• [Exercise goal]
Transcribe every line exactly and omit anything that is a picture.

• [The data]

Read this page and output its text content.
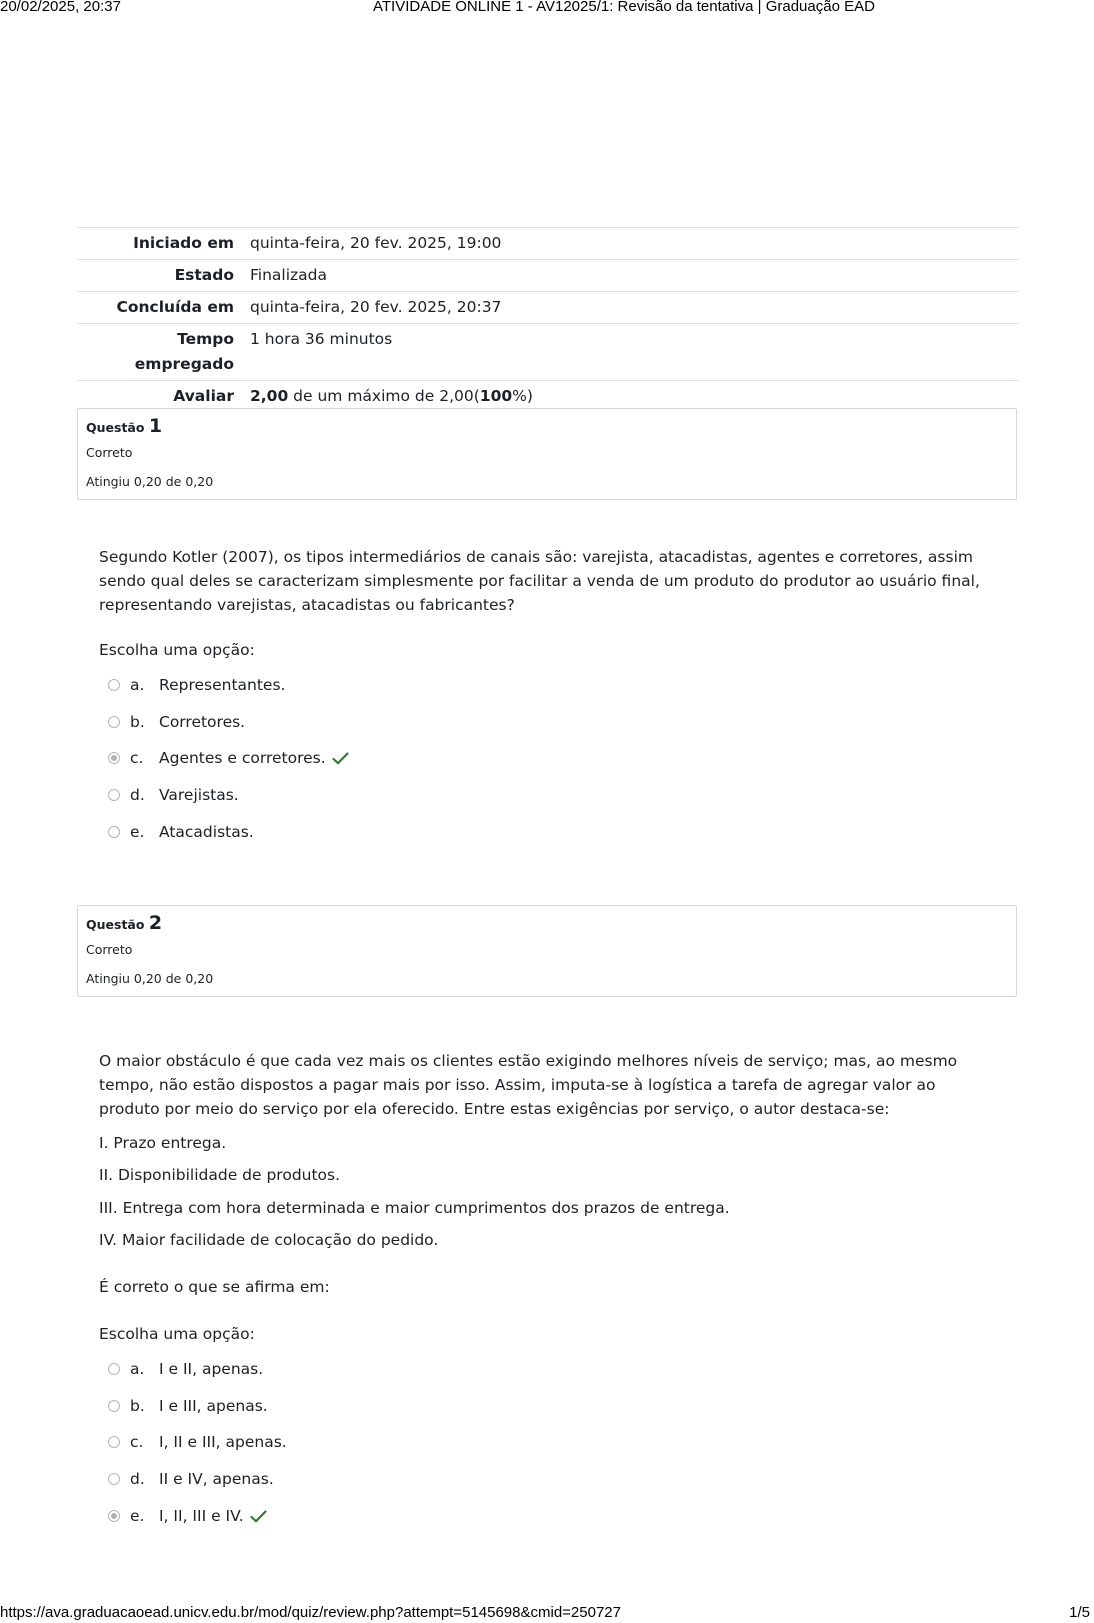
20/02/2025, 20:37	ATIVIDADE ONLINE 1 - AV12025/1: Revisão da tentativa | Graduação EAD
Iniciado em	quinta-feira, 20 fev. 2025, 19:00
Estado	Finalizada
Concluída em	quinta-feira, 20 fev. 2025, 20:37
Tempo
empregado	1 hora 36 minutos
Avaliar	2,00 de um máximo de 2,00(100%)
Questão 1
Correto
Atingiu 0,20 de 0,20
Segundo Kotler (2007), os tipos intermediários de canais são: varejista, atacadistas, agentes e corretores, assim sendo qual deles se caracterizam simplesmente por facilitar a venda de um produto do produtor ao usuário final, representando varejistas, atacadistas ou fabricantes?
Escolha uma opção:
a. Representantes.
b. Corretores.
c.	Agentes e corretores.
d. Varejistas.
e. Atacadistas.
Questão 2
Correto
Atingiu 0,20 de 0,20
O maior obstáculo é que cada vez mais os clientes estão exigindo melhores níveis de serviço; mas, ao mesmo tempo, não estão dispostos a pagar mais por isso. Assim, imputa-se à logística a tarefa de agregar valor ao produto por meio do serviço por ela oferecido. Entre estas exigências por serviço, o autor destaca-se:
I. Prazo entrega.
II. Disponibilidade de produtos.
III. Entrega com hora determinada e maior cumprimentos dos prazos de entrega.
IV. Maior facilidade de colocação do pedido.
É correto o que se afirma em:
Escolha uma opção:
a. I e II, apenas.
b. I e III, apenas.
c.	I, II e III, apenas.
d. II e IV, apenas.
e. I, II, III e IV.
https://ava.graduacaoead.unicv.edu.br/mod/quiz/review.php?attempt=5145698&cmid=250727	1/5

• [Result]
Read this page and output its text content.
20/02/2025, 20:37	ATIVIDADE ONLINE 1 - AV12025/1: Revisão da tentativa | Graduação EAD
Iniciado em	quinta-feira, 20 fev. 2025, 19:00
Estado	Finalizada
Concluída em	quinta-feira, 20 fev. 2025, 20:37
Tempo
empregado	1 hora 36 minutos
Avaliar	2,00 de um máximo de 2,00(100%)
Questão 1
Correto
Atingiu 0,20 de 0,20
Segundo Kotler (2007), os tipos intermediários de canais são: varejista, atacadistas, agentes e corretores, assim sendo qual deles se caracterizam simplesmente por facilitar a venda de um produto do produtor ao usuário final, representando varejistas, atacadistas ou fabricantes?
Escolha uma opção:
a. Representantes.
b. Corretores.
c.	Agentes e corretores.
d. Varejistas.
e. Atacadistas.
Questão 2
Correto
Atingiu 0,20 de 0,20
O maior obstáculo é que cada vez mais os clientes estão exigindo melhores níveis de serviço; mas, ao mesmo tempo, não estão dispostos a pagar mais por isso. Assim, imputa-se à logística a tarefa de agregar valor ao produto por meio do serviço por ela oferecido. Entre estas exigências por serviço, o autor destaca-se:
I. Prazo entrega.
II. Disponibilidade de produtos.
III. Entrega com hora determinada e maior cumprimentos dos prazos de entrega.
IV. Maior facilidade de colocação do pedido.
É correto o que se afirma em:
Escolha uma opção:
a. I e II, apenas.
b. I e III, apenas.
c.	I, II e III, apenas.
d. II e IV, apenas.
e. I, II, III e IV.
https://ava.graduacaoead.unicv.edu.br/mod/quiz/review.php?attempt=5145698&cmid=250727	1/5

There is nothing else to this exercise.